Prompt: Render the listing lines from the one containing "paragraph-text: However, they" through the one containing "emphasized-finding: students did", both included, as a Markdown table with the columns Row and Entry. Number each line in Row, put the line itself in Entry, and leave out any blank lines.

┌─ Stored data

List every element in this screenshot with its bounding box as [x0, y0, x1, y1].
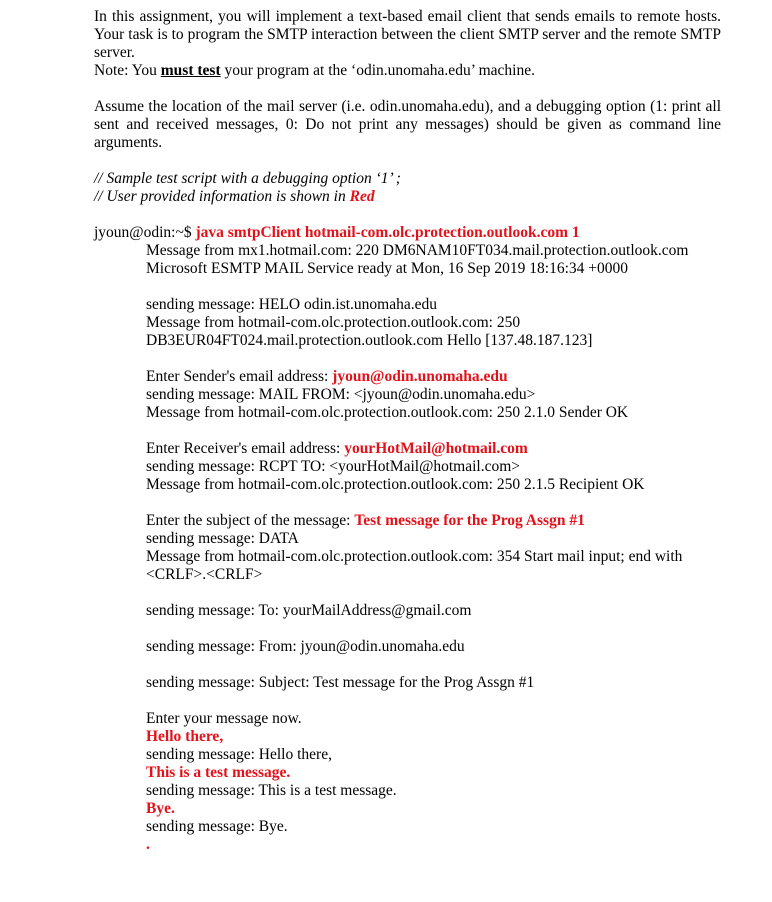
comment-line-2: // User provided information is shown in Red	[94, 188, 375, 205]
helo-block	[146, 296, 721, 350]
subject-header-block	[146, 674, 721, 692]
output-line: sending message: HELO odin.ist.unomaha.edu	[146, 296, 438, 313]
assignment-document	[94, 8, 721, 854]
output-line: Message from hotmail-com.olc.protection.outlook.com: 250	[146, 314, 521, 331]
output-line: Microsoft ESMTP MAIL Service ready at Mon, 16 Sep 2019 18:16:34 +0000	[146, 260, 629, 277]
output-line: sending message: From: jyoun@odin.unomaha.edu	[146, 638, 465, 655]
output-line: <CRLF>.<CRLF>	[146, 566, 263, 583]
user-input: This is a test message.	[146, 764, 291, 781]
output-line: sending message: Bye.	[146, 818, 288, 835]
arguments-paragraph: Assume the location of the mail server (i.e. odin.unomaha.edu), and a debugging option (1: print all sent and received messages, 0: Do not print any messages) should be given as command line arguments.	[94, 98, 721, 151]
receiver-block	[146, 440, 721, 494]
prompt-line: Enter the subject of the message: Test message for the Prog Assgn #1	[146, 512, 585, 529]
output-line: sending message: To: yourMailAddress@gmail.com	[146, 602, 472, 619]
output-line: Message from hotmail-com.olc.protection.outlook.com: 250 2.1.0 Sender OK	[146, 404, 629, 421]
user-input: yourHotMail@hotmail.com	[344, 440, 528, 457]
user-input-terminator: .	[146, 836, 150, 853]
user-command: java smtpClient hotmail-com.olc.protection.outlook.com 1	[195, 224, 580, 241]
sender-block	[146, 368, 721, 422]
session-output	[94, 242, 721, 854]
output-line: sending message: MAIL FROM: <jyoun@odin.unomaha.edu>	[146, 386, 536, 403]
output-line: Message from hotmail-com.olc.protection.outlook.com: 250 2.1.5 Recipient OK	[146, 476, 645, 493]
user-input: Hello there,	[146, 728, 224, 745]
prompt-line: Enter Sender's email address: jyoun@odin.unomaha.edu	[146, 368, 508, 385]
from-block	[146, 638, 721, 656]
prompt-line: Enter Receiver's email address: yourHotMail@hotmail.com	[146, 440, 528, 457]
shell-prompt: jyoun@odin:~$	[94, 224, 196, 241]
output-line: Enter your message now.	[146, 710, 302, 727]
intro-paragraph: In this assignment, you will implement a text-based email client that sends emails to remote hosts. Your task is to program the SMTP interaction between the client SMTP server and the remote SMTP server.	[94, 8, 721, 61]
user-input: Test message for the Prog Assgn #1	[354, 512, 585, 529]
must-test-emphasis: must test	[160, 62, 221, 79]
to-block	[146, 602, 721, 620]
red-word: Red	[349, 188, 375, 205]
subject-block	[146, 512, 721, 584]
output-line: sending message: Subject: Test message for the Prog Assgn #1	[146, 674, 535, 691]
command-line	[94, 224, 721, 242]
output-line: sending message: This is a test message.	[146, 782, 397, 799]
note-line: Note: You must test your program at the ‘odin.unomaha.edu’ machine.	[94, 62, 535, 79]
output-line: sending message: Hello there,	[146, 746, 332, 763]
user-input: jyoun@odin.unomaha.edu	[332, 368, 508, 385]
output-line: Message from mx1.hotmail.com: 220 DM6NAM10FT034.mail.protection.outlook.com	[146, 242, 689, 259]
output-line: DB3EUR04FT024.mail.protection.outlook.com Hello [137.48.187.123]	[146, 332, 593, 349]
message-body-block	[146, 710, 721, 854]
output-line: Message from hotmail-com.olc.protection.outlook.com: 354 Start mail input; end with	[146, 548, 683, 565]
comment-line-1: // Sample test script with a debugging option ‘1’ ;	[94, 170, 401, 187]
output-line: sending message: RCPT TO: <yourHotMail@hotmail.com>	[146, 458, 521, 475]
user-input: Bye.	[146, 800, 175, 817]
output-line: sending message: DATA	[146, 530, 299, 547]
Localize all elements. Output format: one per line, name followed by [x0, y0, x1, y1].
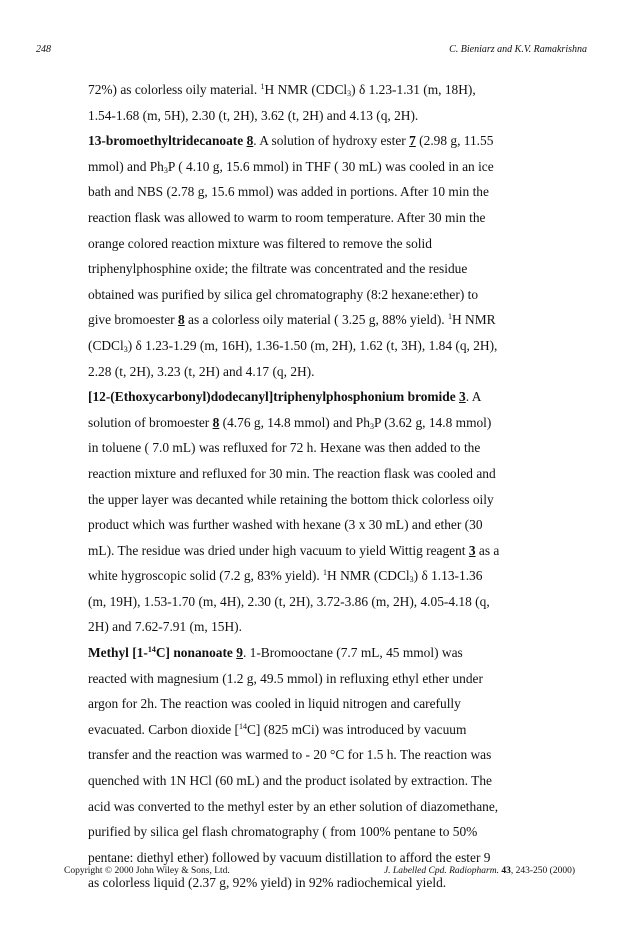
journal-pages: , 243-250 (2000): [510, 866, 575, 876]
text-line: as colorless liquid (2.37 g, 92% yield) in 92% radiochemical yield.: [88, 875, 447, 891]
text-line: 1.54-1.68 (m, 5H), 2.30 (t, 2H), 3.62 (t, 2H) and 4.13 (q, 2H).: [88, 107, 419, 123]
page-footer: [64, 866, 575, 880]
text-line: the upper layer was decanted while retaining the bottom thick colorless oily: [88, 491, 494, 507]
text-line: acid was converted to the methyl ester by an ether solution of diazomethane,: [88, 798, 499, 814]
text-line: 2H) and 7.62-7.91 (m, 15H).: [88, 619, 242, 635]
compound-number: 3: [459, 389, 466, 405]
journal-volume: 43: [501, 866, 511, 876]
journal-name: J. Labelled Cpd. Radiopharm.: [383, 866, 499, 876]
text-line: 72%) as colorless oily material. $^1$H NMR (CDCl$_3$) δ 1.23-1.31 (m, 18H),: [88, 82, 476, 98]
text-line: solution of bromoester 8 (4.76 g, 14.8 mmol) and $Ph_3P$ (3.62 g, 14.8 mmol): [88, 414, 492, 431]
text-line: in toluene ( 7.0 mL) was refluxed for 72 h. Hexane was then added to the: [88, 440, 481, 456]
text-line: purified by silica gel flash chromatography ( from 100% pentane to 50%: [88, 824, 478, 840]
compound-title: 13-bromoethyltridecanoate: [88, 133, 247, 149]
text-line: pentane: diethyl ether) followed by vacuum distillation to afford the ester 9: [88, 849, 491, 865]
text-line: 2.28 (t, 2H), 3.23 (t, 2H) and 4.17 (q, 2H).: [88, 363, 315, 379]
text-line: reacted with magnesium (1.2 g, 49.5 mmol) in refluxing ethyl ether under: [88, 670, 483, 686]
text-line: triphenylphosphine oxide; the filtrate was concentrated and the residue: [88, 261, 468, 277]
copyright-notice: Copyright © 2000 John Wiley & Sons, Ltd.: [64, 866, 230, 876]
text-line: bath and NBS (2.78 g, 15.6 mmol) was added in portions. After 10 min the: [88, 184, 489, 200]
text-line: reaction mixture and refluxed for 30 min. The reaction flask was cooled and: [88, 465, 496, 481]
text-line: mmol) and $Ph_3P$ ( 4.10 g, 15.6 mmol) in THF ( 30 mL) was cooled in an ice: [88, 158, 494, 175]
compound-number: 8: [246, 133, 254, 149]
page-header: [36, 44, 587, 60]
text-line: give bromoester 8 as a colorless oily material ( 3.25 g, 88% yield). $^1$H NMR: [88, 312, 496, 328]
text-line: mL). The residue was dried under high vacuum to yield Wittig reagent 3 as a: [88, 542, 500, 558]
compound-heading-line: [12-(Ethoxycarbonyl)dodecanyl]triphenylphosphonium bromide 3. A: [88, 389, 482, 405]
compound-title: Methyl [1-: [88, 645, 148, 661]
compound-number: 9: [236, 645, 243, 661]
text-line: evacuated. Carbon dioxide [$^{14}$C] (825 mCi) was introduced by vacuum: [88, 721, 467, 737]
compound-title: [12-(Ethoxycarbonyl)dodecanyl]triphenylphosphonium bromide: [88, 389, 460, 405]
text-line: transfer and the reaction was warmed to - 20 °C for 1.5 h. The reaction was: [88, 747, 492, 763]
text-line: argon for 2h. The reaction was cooled in liquid nitrogen and carefully: [88, 696, 461, 712]
text-line: obtained was purified by silica gel chromatography (8:2 hexane:ether) to: [88, 286, 479, 302]
compound-heading-line: Methyl [1-$^{14}$C] nonanoate 9. 1-Bromooctane (7.7 mL, 45 mmol) was: [88, 645, 463, 661]
running-head: C. Bieniarz and K.V. Ramakrishna: [449, 44, 587, 55]
text-line: white hygroscopic solid (7.2 g, 83% yield). $^1$H NMR (CDCl$_3$) δ 1.13-1.36: [88, 568, 483, 585]
text-line: reaction flask was allowed to warm to room temperature. After 30 min the: [88, 209, 486, 225]
text-line: product which was further washed with hexane (3 x 30 mL) and ether (30: [88, 517, 483, 533]
text-line: (CDCl$_3$) δ 1.23-1.29 (m, 16H), 1.36-1.50 (m, 2H), 1.62 (t, 3H), 1.84 (q, 2H),: [88, 337, 498, 354]
text-line: quenched with 1N HCl (60 mL) and the product isolated by extraction. The: [88, 773, 492, 789]
journal-citation: [384, 866, 575, 876]
text-line: orange colored reaction mixture was filtered to remove the solid: [88, 235, 432, 251]
article-body: [88, 77, 568, 896]
text-line: (m, 19H), 1.53-1.70 (m, 4H), 2.30 (t, 2H), 3.72-3.86 (m, 2H), 4.05-4.18 (q,: [88, 593, 490, 609]
page-number: 248: [36, 44, 51, 55]
compound-heading-line: 13-bromoethyltridecanoate 8. A solution of hydroxy ester 7 (2.98 g, 11.55: [88, 133, 494, 149]
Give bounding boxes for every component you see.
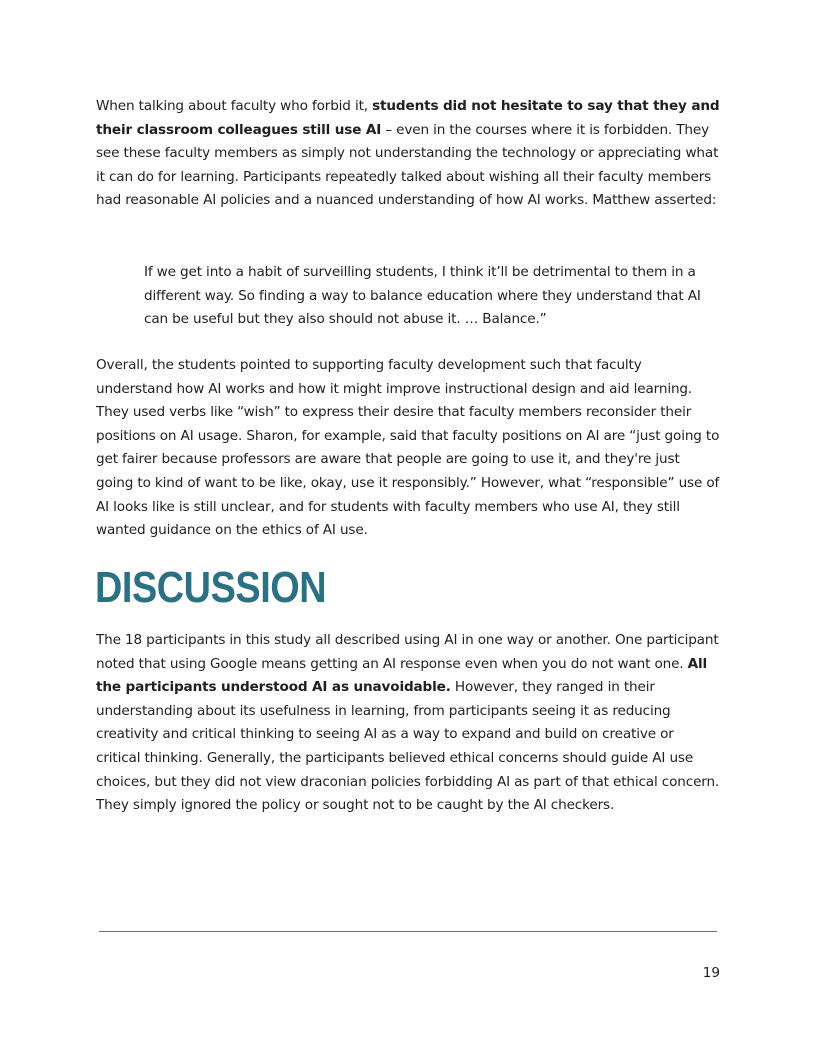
paragraph-text: However, they ranged in their understanding about its usefulness in learning, from participants seeing it as reducing creativity and critical thinking to seeing AI as a way to expand and build on creative or critical thinking. Generally, the participants believed ethical concerns should guide AI use choices, but they did not view draconian policies forbidding AI as part of that ethical concern. They simply ignored the policy or sought not to be caught by the AI checkers.	[96, 679, 720, 814]
paragraph-text: – even in the courses where it is forbidden. They see these faculty members as simply not understanding the technology or appreciating what it can do for learning. Participants repeatedly talked about wishing all their faculty members had reasonable AI policies and a nuanced understanding of how AI works. Matthew asserted:	[96, 121, 719, 209]
body-paragraph-faculty-forbid	[96, 95, 720, 213]
emphasized-finding: students did not hesitate to say that they and their classroom colleagues still use AI	[96, 98, 720, 138]
body-paragraph-faculty-development: Overall, the students pointed to supporting faculty development such that faculty understand how AI works and how it might improve instructional design and aid learning. They used verbs like “wish” to express their desire that faculty members reconsider their positions on AI usage. Sharon, for example, said that faculty positions on AI are “just going to get fairer because professors are aware that people are going to use it, and they're just going to kind of want to be like, okay, use it responsibly.” However, what “responsible” use of AI looks like is still unclear, and for students with faculty members who use AI, they still wanted guidance on the ethics of AI use.	[96, 357, 720, 539]
paragraph-text: When talking about faculty who forbid it,	[96, 98, 373, 114]
emphasized-finding: All the participants understood AI as unavoidable.	[96, 655, 708, 696]
section-heading: DISCUSSION	[95, 563, 327, 612]
footer-divider	[99, 931, 717, 932]
paragraph-text: The 18 participants in this study all described using AI in one way or another. One participant noted that using Google means getting an AI response even when you do not want one.	[96, 632, 719, 672]
body-paragraph-discussion	[96, 629, 720, 818]
block-quote: If we get into a habit of surveilling students, I think it’ll be detrimental to them in a different way. So finding a way to balance education where they understand that AI can be useful but they also should not abuse it. … Balance.”	[144, 264, 701, 328]
page-number: 19	[702, 965, 720, 981]
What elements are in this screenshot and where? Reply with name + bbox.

└─

Answer to this exercise:
| Row | Entry |
|---|---|
| 1 | paragraph-text: However, they ranged in their understanding about its usefulness in learning, from participants seeing it as reducing creativity and critical thinking to seeing AI as a way to expand and build on creative or critical thinking. Generally, the participants believed ethical concerns should guide AI use choices, but they did not view draconian policies forbidding AI as part of that ethical concern. They simply ignored the policy or sought not to be caught by the AI checkers.	[96, 679, 720, 814] |
| 2 | paragraph-text: – even in the courses where it is forbidden. They see these faculty members as simply not understanding the technology or appreciating what it can do for learning. Participants repeatedly talked about wishing all their faculty members had reasonable AI policies and a nuanced understanding of how AI works. Matthew asserted:	[96, 121, 719, 209] |
| 3 | body-paragraph-faculty-forbid	[96, 95, 720, 213] |
| 4 | emphasized-finding: students did not hesitate to say that they and their classroom colleagues still use AI	[96, 98, 720, 138] |